#### GIVEN REQUEST:
Count every line that holds the string "Анна", and report the number alone.

#### RECORDS PROVIDED:
▬▬▬▬▬▬
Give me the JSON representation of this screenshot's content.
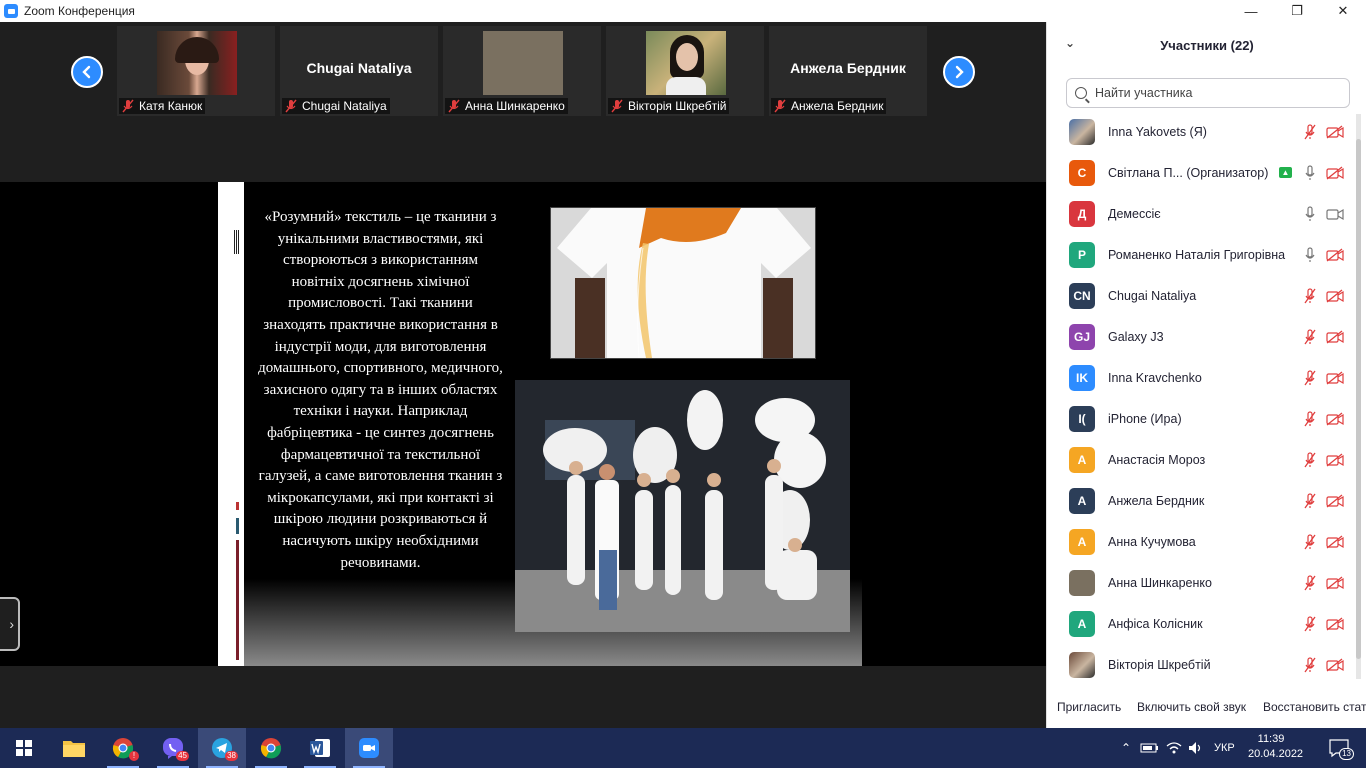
{
  "window": {
    "title": "Zoom Конференция"
  },
  "thumbnails": [
    {
      "name": "Катя Канюк",
      "has_photo": true
    },
    {
      "name": "Chugai Nataliya",
      "big_name": "Chugai Nataliya",
      "has_photo": false
    },
    {
      "name": "Анна Шинкаренко",
      "has_photo": true
    },
    {
      "name": "Вікторія Шкребтій",
      "has_photo": true
    },
    {
      "name": "Анжела Бердник",
      "big_name": "Анжела Бердник",
      "has_photo": false
    }
  ],
  "slide": {
    "text": "«Розумний» текстиль – це тканини з унікальними властивостями, які створюються з використанням новітніх досягнень хімічної промисловості. Такі тканини знаходять практичне використання в індустрії моди, для виготовлення домашнього, спортивного, медичного, захисного одягу та в інших областях техніки і науки. Наприклад фабріцевтика - це синтез досягнень фармацевтичної та текстильної галузей, а саме виготовлення тканин з мікрокапсулами, які при контакті зі шкірою людини розкриваються й насичують шкіру необхідними речовинами."
  },
  "participants_panel": {
    "title": "Участники (22)",
    "search_placeholder": "Найти участника",
    "participants": [
      {
        "name": "Inna Yakovets  (Я)",
        "initials": "",
        "color": "#4a6fa5",
        "photo": true,
        "mic": "muted",
        "cam": "off"
      },
      {
        "name": "Світлана П...   (Организатор)",
        "initials": "С",
        "color": "#e8590c",
        "photo": false,
        "mic": "on",
        "cam": "off",
        "share_badge": true
      },
      {
        "name": "Демессіє",
        "initials": "Д",
        "color": "#d9363e",
        "photo": false,
        "mic": "on",
        "cam": "on"
      },
      {
        "name": "Романенко Наталія Григорівна",
        "initials": "Р",
        "color": "#20a77d",
        "photo": false,
        "mic": "on",
        "cam": "off"
      },
      {
        "name": "Chugai Nataliya",
        "initials": "CN",
        "color": "#2c3e58",
        "photo": false,
        "mic": "muted",
        "cam": "off"
      },
      {
        "name": "Galaxy J3",
        "initials": "GJ",
        "color": "#8e44ad",
        "photo": false,
        "mic": "muted",
        "cam": "off"
      },
      {
        "name": "Inna Kravchenko",
        "initials": "IK",
        "color": "#2d8cff",
        "photo": false,
        "mic": "muted",
        "cam": "off"
      },
      {
        "name": "iPhone (Ира)",
        "initials": "I(",
        "color": "#2c3e58",
        "photo": false,
        "mic": "muted",
        "cam": "off"
      },
      {
        "name": "Анастасія Мороз",
        "initials": "А",
        "color": "#f5a623",
        "photo": false,
        "mic": "muted",
        "cam": "off"
      },
      {
        "name": "Анжела Бердник",
        "initials": "А",
        "color": "#2c3e58",
        "photo": false,
        "mic": "muted",
        "cam": "off"
      },
      {
        "name": "Анна Кучумова",
        "initials": "А",
        "color": "#f5a623",
        "photo": false,
        "mic": "muted",
        "cam": "off"
      },
      {
        "name": "Анна Шинкаренко",
        "initials": "",
        "color": "#7a7060",
        "photo": false,
        "mic": "muted",
        "cam": "off"
      },
      {
        "name": "Анфіса Колісник",
        "initials": "А",
        "color": "#20a77d",
        "photo": false,
        "mic": "muted",
        "cam": "off"
      },
      {
        "name": "Вікторія Шкребтій",
        "initials": "",
        "color": "#6b4a3a",
        "photo": true,
        "mic": "muted",
        "cam": "off"
      }
    ],
    "footer": {
      "invite": "Пригласить",
      "unmute": "Включить свой звук",
      "restore": "Восстановить стату"
    }
  },
  "taskbar": {
    "apps": [
      {
        "icon": "windows-start-icon"
      },
      {
        "icon": "file-explorer-icon"
      },
      {
        "icon": "chrome-icon",
        "badge": "!"
      },
      {
        "icon": "viber-icon",
        "badge": "45"
      },
      {
        "icon": "telegram-icon",
        "badge": "38"
      },
      {
        "icon": "chrome-alt-icon"
      },
      {
        "icon": "word-icon"
      },
      {
        "icon": "zoom-icon"
      }
    ],
    "language": "УКР",
    "time": "11:39",
    "date": "20.04.2022",
    "notifications": "13"
  }
}
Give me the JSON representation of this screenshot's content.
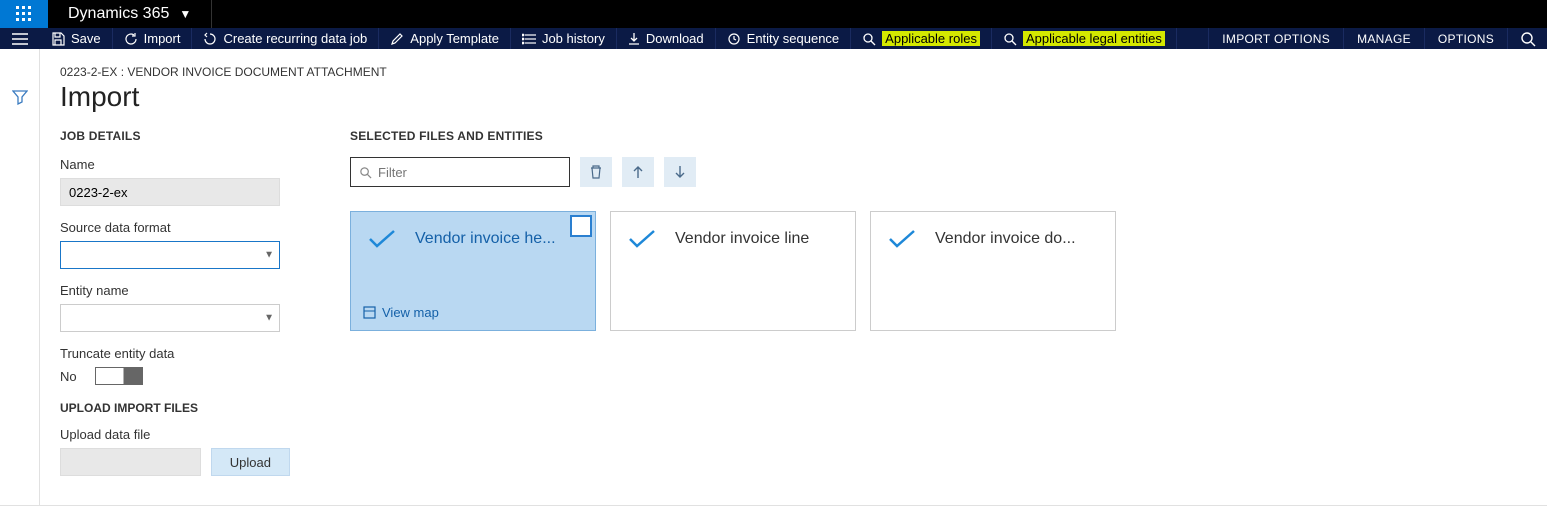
{
  "brand": {
    "title": "Dynamics 365"
  },
  "actions": {
    "save": "Save",
    "import": "Import",
    "recurring": "Create recurring data job",
    "applyTemplate": "Apply Template",
    "jobHistory": "Job history",
    "download": "Download",
    "entitySequence": "Entity sequence",
    "applicableRoles": "Applicable roles",
    "applicableLegal": "Applicable legal entities",
    "importOptions": "IMPORT OPTIONS",
    "manage": "MANAGE",
    "options": "OPTIONS"
  },
  "page": {
    "breadcrumb": "0223-2-EX : VENDOR INVOICE DOCUMENT ATTACHMENT",
    "title": "Import"
  },
  "jobDetails": {
    "header": "JOB DETAILS",
    "nameLabel": "Name",
    "nameValue": "0223-2-ex",
    "sourceLabel": "Source data format",
    "sourceValue": "",
    "entityLabel": "Entity name",
    "entityValue": "",
    "truncateLabel": "Truncate entity data",
    "truncateValue": "No",
    "uploadHeader": "UPLOAD IMPORT FILES",
    "uploadLabel": "Upload data file",
    "uploadBtn": "Upload"
  },
  "selectedFiles": {
    "header": "SELECTED FILES AND ENTITIES",
    "filterPlaceholder": "Filter",
    "viewMap": "View map",
    "cards": [
      {
        "title": "Vendor invoice he...",
        "selected": true
      },
      {
        "title": "Vendor invoice line",
        "selected": false
      },
      {
        "title": "Vendor invoice do...",
        "selected": false
      }
    ]
  }
}
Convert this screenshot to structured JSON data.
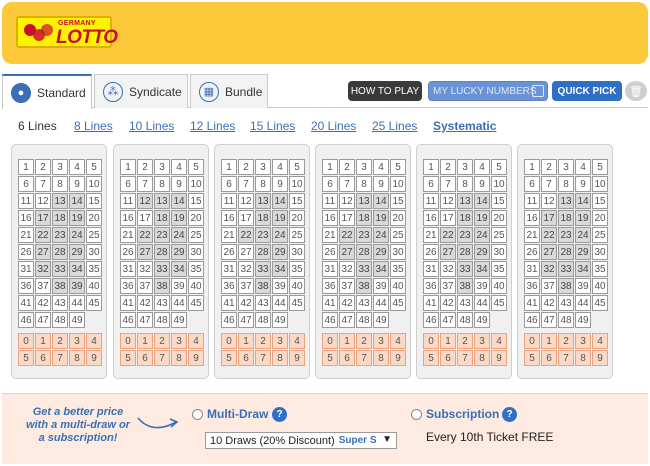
{
  "brand": {
    "top": "GERMANY",
    "main": "LOTTO"
  },
  "tabs": [
    {
      "label": "Standard",
      "icon": "person-icon",
      "active": true
    },
    {
      "label": "Syndicate",
      "icon": "group-icon",
      "active": false
    },
    {
      "label": "Bundle",
      "icon": "gift-icon",
      "active": false
    }
  ],
  "actions": {
    "how_to_play": "HOW TO PLAY",
    "lucky_numbers": "MY LUCKY NUMBERS",
    "quick_pick": "QUICK PICK"
  },
  "line_options": [
    "6 Lines",
    "8 Lines",
    "10 Lines",
    "12 Lines",
    "15 Lines",
    "20 Lines",
    "25 Lines",
    "Systematic"
  ],
  "selected_lines": "6 Lines",
  "numbers": [
    "1",
    "2",
    "3",
    "4",
    "5",
    "6",
    "7",
    "8",
    "9",
    "10",
    "11",
    "12",
    "13",
    "14",
    "15",
    "16",
    "17",
    "18",
    "19",
    "20",
    "21",
    "22",
    "23",
    "24",
    "25",
    "26",
    "27",
    "28",
    "29",
    "30",
    "31",
    "32",
    "33",
    "34",
    "35",
    "36",
    "37",
    "38",
    "39",
    "40",
    "41",
    "42",
    "43",
    "44",
    "45",
    "46",
    "47",
    "48",
    "49"
  ],
  "digits": [
    "0",
    "1",
    "2",
    "3",
    "4",
    "5",
    "6",
    "7",
    "8",
    "9"
  ],
  "ticket_count": 6,
  "promo": {
    "text": "Get a better price with a multi-draw or a subscription!",
    "multi_draw_label": "Multi-Draw",
    "multi_draw_value": "10 Draws (20% Discount)",
    "multi_draw_extra": "Super S",
    "subscription_label": "Subscription",
    "subscription_text": "Every 10th Ticket FREE",
    "help_glyph": "?"
  },
  "colors": {
    "header": "#fcc93a",
    "accent": "#3b6fb5",
    "digit_fill": "#fbd9c6",
    "promo_bg": "#fdeae0"
  }
}
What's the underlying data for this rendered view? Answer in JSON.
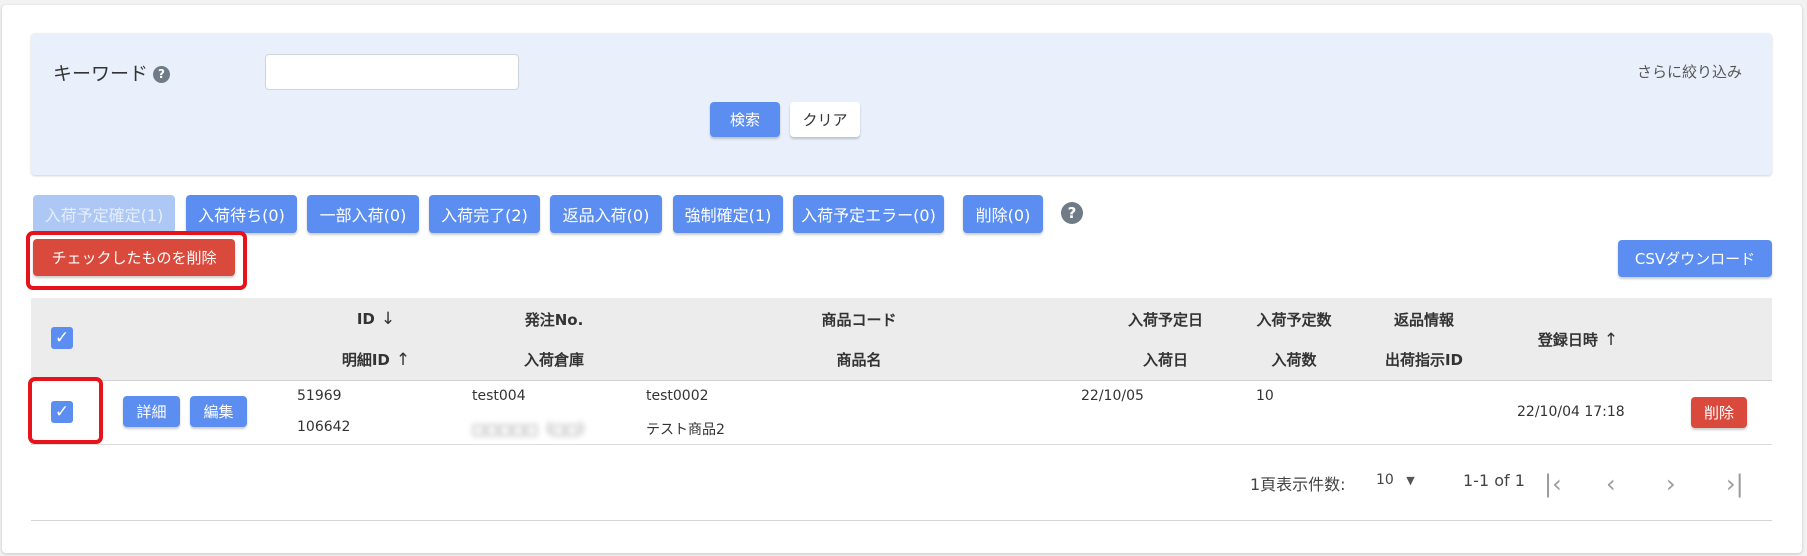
{
  "search": {
    "keyword_label": "キーワード",
    "keyword_value": "",
    "keyword_placeholder": "",
    "help_glyph": "?",
    "more_filters": "さらに絞り込み",
    "search_label": "検索",
    "clear_label": "クリア"
  },
  "status_tabs": [
    {
      "label": "入荷予定確定(1)",
      "state": "selected"
    },
    {
      "label": "入荷待ち(0)"
    },
    {
      "label": "一部入荷(0)"
    },
    {
      "label": "入荷完了(2)"
    },
    {
      "label": "返品入荷(0)"
    },
    {
      "label": "強制確定(1)"
    },
    {
      "label": "入荷予定エラー(0)"
    },
    {
      "label": "削除(0)"
    }
  ],
  "help_glyph": "?",
  "actions": {
    "delete_checked": "チェックしたものを削除",
    "csv_download": "CSVダウンロード"
  },
  "table": {
    "headers": {
      "id": "ID",
      "detail_id": "明細ID",
      "order_no": "発注No.",
      "warehouse": "入荷倉庫",
      "product_code": "商品コード",
      "product_name": "商品名",
      "planned_date": "入荷予定日",
      "arrival_date": "入荷日",
      "planned_qty": "入荷予定数",
      "arrival_qty": "入荷数",
      "return_info": "返品情報",
      "shipping_id": "出荷指示ID",
      "registered_at": "登録日時"
    },
    "sort_icons": {
      "id": "↓",
      "detail_id": "↑",
      "registered_at": "↑"
    },
    "rows": [
      {
        "checked": true,
        "detail_label": "詳細",
        "edit_label": "編集",
        "id": "51969",
        "detail_id": "106642",
        "order_no": "test004",
        "warehouse": "□□□□□（□□）",
        "product_code": "test0002",
        "product_name": "テスト商品2",
        "planned_date": "22/10/05",
        "planned_qty": "10",
        "registered_at": "22/10/04 17:18",
        "delete_label": "削除"
      }
    ]
  },
  "pagination": {
    "per_page_label": "1頁表示件数:",
    "per_page_value": "10",
    "range": "1-1 of 1"
  },
  "colors": {
    "primary": "#5b8ef0",
    "danger": "#d94a3d",
    "highlight": "#e8121b",
    "panel": "#eaf0fb"
  }
}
▬▬▬▬▬▬
#### COMPLETED EXERCISE:
3